Pick out the lines in the listing below that contain the word "则见四邻矣" and copy them.

--- Start ---

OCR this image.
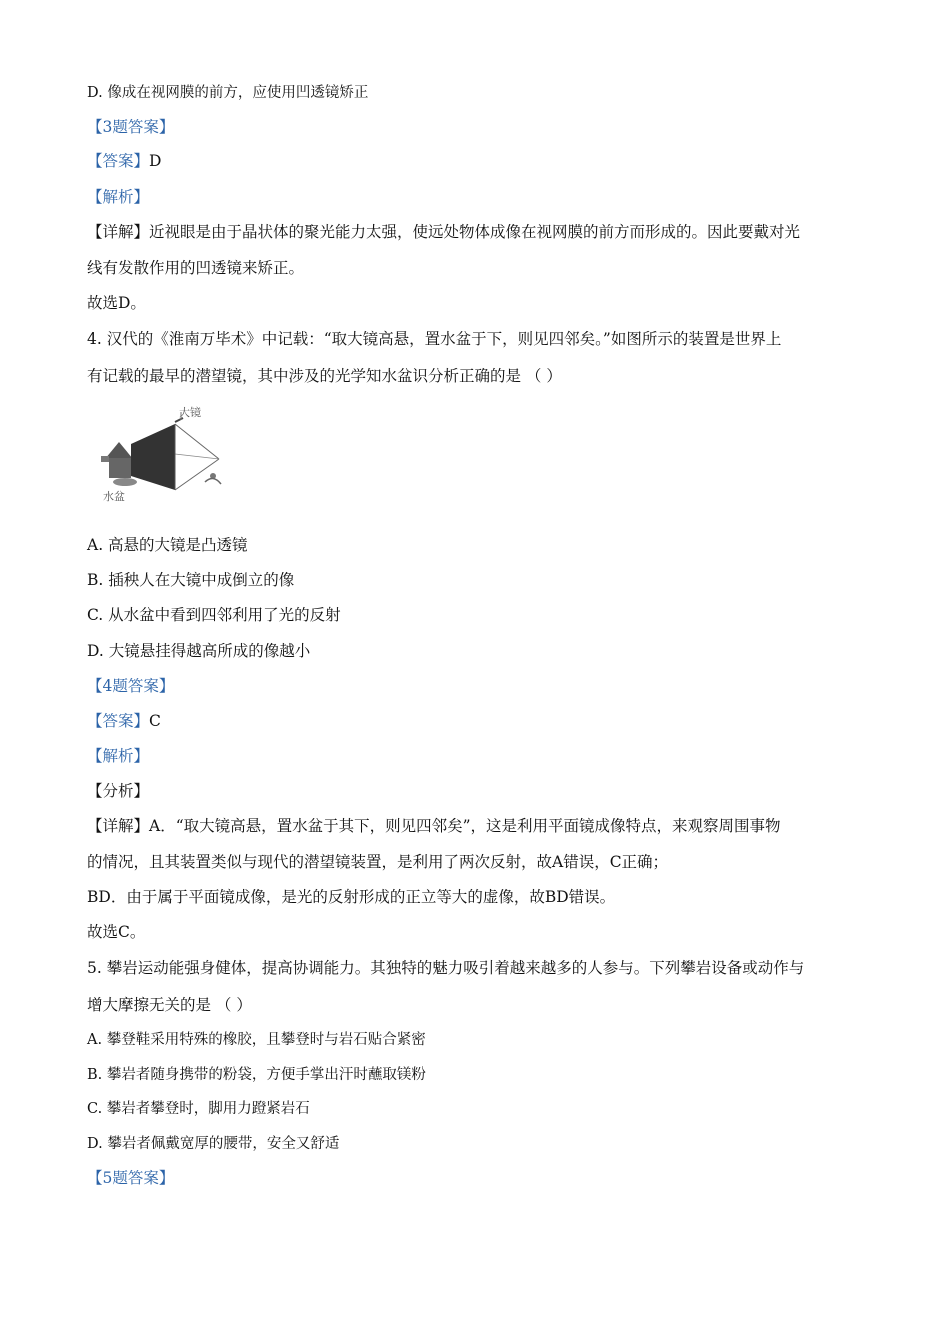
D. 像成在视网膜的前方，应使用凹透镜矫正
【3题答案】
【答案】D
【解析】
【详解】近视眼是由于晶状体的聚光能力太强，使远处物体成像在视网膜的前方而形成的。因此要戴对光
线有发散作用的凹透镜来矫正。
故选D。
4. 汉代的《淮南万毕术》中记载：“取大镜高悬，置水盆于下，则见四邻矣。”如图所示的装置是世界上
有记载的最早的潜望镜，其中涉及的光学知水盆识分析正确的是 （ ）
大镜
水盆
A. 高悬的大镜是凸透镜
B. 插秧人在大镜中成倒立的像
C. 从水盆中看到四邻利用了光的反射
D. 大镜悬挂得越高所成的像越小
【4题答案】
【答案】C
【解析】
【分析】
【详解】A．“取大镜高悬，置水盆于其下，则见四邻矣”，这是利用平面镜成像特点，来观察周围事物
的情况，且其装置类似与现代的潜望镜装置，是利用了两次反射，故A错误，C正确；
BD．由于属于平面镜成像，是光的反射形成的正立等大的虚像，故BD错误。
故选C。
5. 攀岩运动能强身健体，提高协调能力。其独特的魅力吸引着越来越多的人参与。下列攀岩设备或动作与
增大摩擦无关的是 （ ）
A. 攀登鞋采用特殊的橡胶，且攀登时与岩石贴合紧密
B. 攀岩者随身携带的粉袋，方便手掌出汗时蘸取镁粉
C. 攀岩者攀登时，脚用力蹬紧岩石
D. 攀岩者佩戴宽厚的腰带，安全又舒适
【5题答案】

--- End ---
--- Start ---

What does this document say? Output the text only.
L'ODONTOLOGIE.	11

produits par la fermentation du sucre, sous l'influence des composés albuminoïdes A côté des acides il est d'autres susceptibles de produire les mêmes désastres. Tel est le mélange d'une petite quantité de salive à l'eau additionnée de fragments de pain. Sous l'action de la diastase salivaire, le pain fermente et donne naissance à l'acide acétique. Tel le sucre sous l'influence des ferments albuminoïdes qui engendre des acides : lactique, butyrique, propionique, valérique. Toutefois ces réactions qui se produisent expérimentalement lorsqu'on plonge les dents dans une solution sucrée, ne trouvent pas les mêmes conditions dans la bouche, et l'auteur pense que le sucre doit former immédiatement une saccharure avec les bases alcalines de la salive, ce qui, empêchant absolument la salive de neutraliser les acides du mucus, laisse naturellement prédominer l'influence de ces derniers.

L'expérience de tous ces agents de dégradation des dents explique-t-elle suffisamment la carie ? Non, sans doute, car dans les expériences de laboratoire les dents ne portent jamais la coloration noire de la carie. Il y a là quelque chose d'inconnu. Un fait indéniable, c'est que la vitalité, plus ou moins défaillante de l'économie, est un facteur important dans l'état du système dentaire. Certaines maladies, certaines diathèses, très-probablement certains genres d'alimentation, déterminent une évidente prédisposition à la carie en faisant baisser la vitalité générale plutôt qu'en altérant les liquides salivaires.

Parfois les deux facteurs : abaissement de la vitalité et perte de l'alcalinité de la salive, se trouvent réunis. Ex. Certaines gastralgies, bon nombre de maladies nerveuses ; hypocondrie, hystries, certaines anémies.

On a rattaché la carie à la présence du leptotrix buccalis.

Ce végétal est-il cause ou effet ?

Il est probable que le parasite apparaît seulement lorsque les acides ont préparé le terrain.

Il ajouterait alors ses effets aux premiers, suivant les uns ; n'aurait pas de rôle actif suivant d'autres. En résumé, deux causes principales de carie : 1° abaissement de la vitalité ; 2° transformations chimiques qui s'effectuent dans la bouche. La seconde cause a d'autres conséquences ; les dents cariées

--- End ---

Answer to the problem:
4. 汉代的《淮南万毕术》中记载：“取大镜高悬，置水盆于下，则见四邻矣。”如图所示的装置是世界上
【详解】A．“取大镜高悬，置水盆于其下，则见四邻矣”，这是利用平面镜成像特点，来观察周围事物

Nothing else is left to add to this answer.